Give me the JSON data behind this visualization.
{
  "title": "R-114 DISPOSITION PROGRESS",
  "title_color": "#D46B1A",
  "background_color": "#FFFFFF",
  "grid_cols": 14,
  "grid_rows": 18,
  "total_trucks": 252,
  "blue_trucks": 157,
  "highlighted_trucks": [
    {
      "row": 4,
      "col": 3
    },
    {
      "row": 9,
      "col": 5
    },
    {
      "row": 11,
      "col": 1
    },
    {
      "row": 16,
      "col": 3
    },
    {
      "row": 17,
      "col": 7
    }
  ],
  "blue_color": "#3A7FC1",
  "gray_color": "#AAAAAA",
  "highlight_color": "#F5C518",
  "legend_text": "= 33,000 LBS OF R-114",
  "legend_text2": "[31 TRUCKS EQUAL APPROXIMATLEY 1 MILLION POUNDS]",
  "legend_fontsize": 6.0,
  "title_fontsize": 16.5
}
========================
__The request__:
Reproduce the material above without altering a single character.

__Full output__:
Give me the JSON data behind this visualization.
{
  "title": "R-114 DISPOSITION PROGRESS",
  "title_color": "#D46B1A",
  "background_color": "#FFFFFF",
  "grid_cols": 14,
  "grid_rows": 18,
  "total_trucks": 252,
  "blue_trucks": 157,
  "highlighted_trucks": [
    {
      "row": 4,
      "col": 3
    },
    {
      "row": 9,
      "col": 5
    },
    {
      "row": 11,
      "col": 1
    },
    {
      "row": 16,
      "col": 3
    },
    {
      "row": 17,
      "col": 7
    }
  ],
  "blue_color": "#3A7FC1",
  "gray_color": "#AAAAAA",
  "highlight_color": "#F5C518",
  "legend_text": "= 33,000 LBS OF R-114",
  "legend_text2": "[31 TRUCKS EQUAL APPROXIMATLEY 1 MILLION POUNDS]",
  "legend_fontsize": 6.0,
  "title_fontsize": 16.5
}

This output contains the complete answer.